What is expected:
Set down each record below precisely, skipping the pictures.

Extracted entries:
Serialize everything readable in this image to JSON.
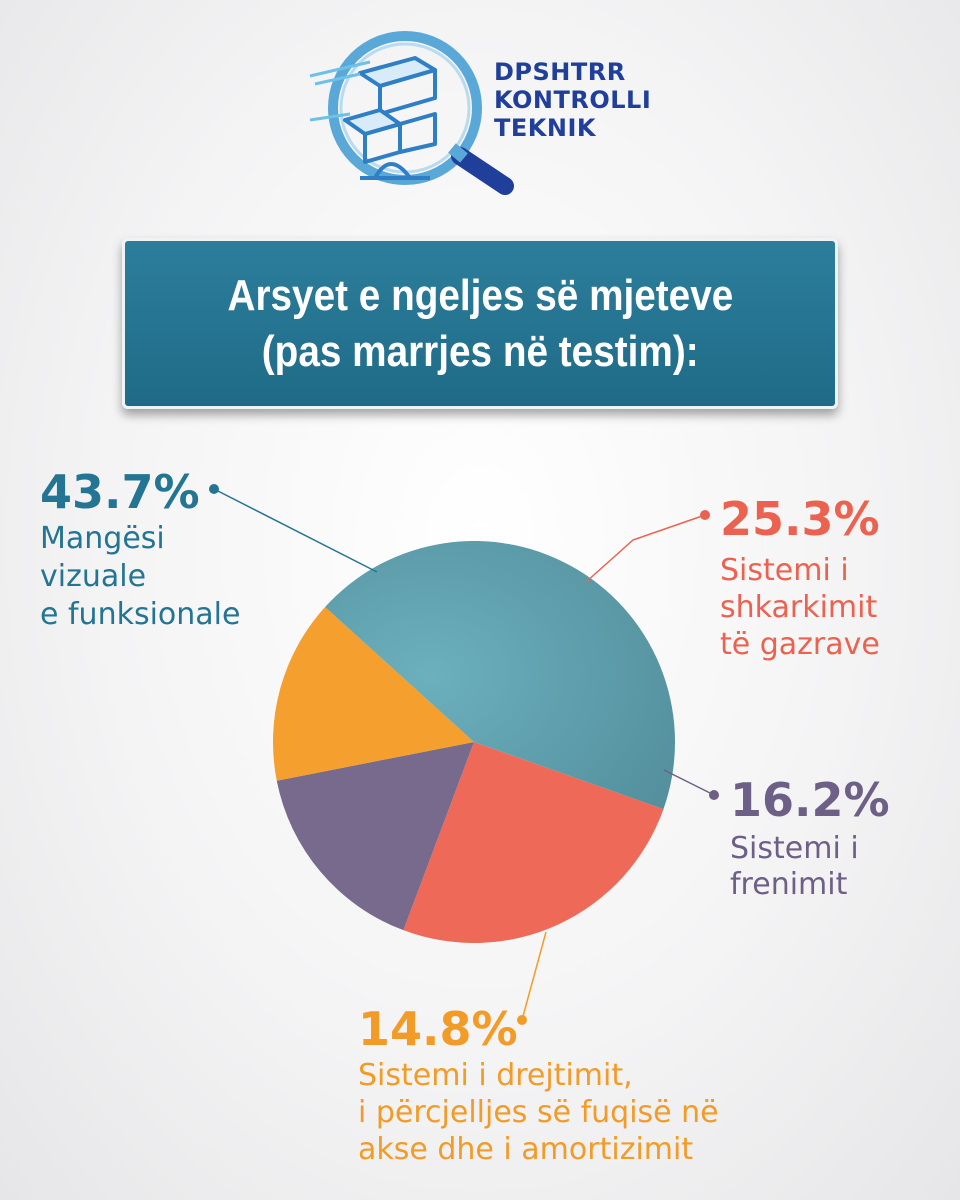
{
  "logo": {
    "icon": "magnifier-blocks-icon",
    "lines": [
      "DPSHTRR",
      "KONTROLLI",
      "TEKNIK"
    ],
    "color": "#1f3f9a"
  },
  "title": {
    "line1": "Arsyet e ngeljes së mjeteve",
    "line2": "(pas marrjes në testim):",
    "background": "#23728f"
  },
  "chart_data": {
    "type": "pie",
    "title": "Arsyet e ngeljes së mjeteve (pas marrjes në testim):",
    "slices": [
      {
        "value": 43.7,
        "percent_label": "43.7%",
        "label_lines": [
          "Mangësi",
          "vizuale",
          "e funksionale"
        ],
        "color": "#63a3b0",
        "text_color": "#247593"
      },
      {
        "value": 25.3,
        "percent_label": "25.3%",
        "label_lines": [
          "Sistemi i",
          "shkarkimit",
          "të gazrave"
        ],
        "color": "#ee6957",
        "text_color": "#ec6250"
      },
      {
        "value": 16.2,
        "percent_label": "16.2%",
        "label_lines": [
          "Sistemi i",
          "frenimit"
        ],
        "color": "#786a8c",
        "text_color": "#6e5f86"
      },
      {
        "value": 14.8,
        "percent_label": "14.8%",
        "label_lines": [
          "Sistemi i drejtimit,",
          "i përcjelljes së fuqisë në",
          "akse dhe i amortizimit"
        ],
        "color": "#f49f2e",
        "text_color": "#f39b27"
      }
    ]
  }
}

Solution for this exercise:
Serialize everything readable in this image to JSON.
{
  "logo": {
    "icon": "magnifier-blocks-icon",
    "lines": [
      "DPSHTRR",
      "KONTROLLI",
      "TEKNIK"
    ],
    "color": "#1f3f9a"
  },
  "title": {
    "line1": "Arsyet e ngeljes së mjeteve",
    "line2": "(pas marrjes në testim):",
    "background": "#23728f"
  },
  "chart_data": {
    "type": "pie",
    "title": "Arsyet e ngeljes së mjeteve (pas marrjes në testim):",
    "slices": [
      {
        "value": 43.7,
        "percent_label": "43.7%",
        "label_lines": [
          "Mangësi",
          "vizuale",
          "e funksionale"
        ],
        "color": "#63a3b0",
        "text_color": "#247593"
      },
      {
        "value": 25.3,
        "percent_label": "25.3%",
        "label_lines": [
          "Sistemi i",
          "shkarkimit",
          "të gazrave"
        ],
        "color": "#ee6957",
        "text_color": "#ec6250"
      },
      {
        "value": 16.2,
        "percent_label": "16.2%",
        "label_lines": [
          "Sistemi i",
          "frenimit"
        ],
        "color": "#786a8c",
        "text_color": "#6e5f86"
      },
      {
        "value": 14.8,
        "percent_label": "14.8%",
        "label_lines": [
          "Sistemi i drejtimit,",
          "i përcjelljes së fuqisë në",
          "akse dhe i amortizimit"
        ],
        "color": "#f49f2e",
        "text_color": "#f39b27"
      }
    ]
  }
}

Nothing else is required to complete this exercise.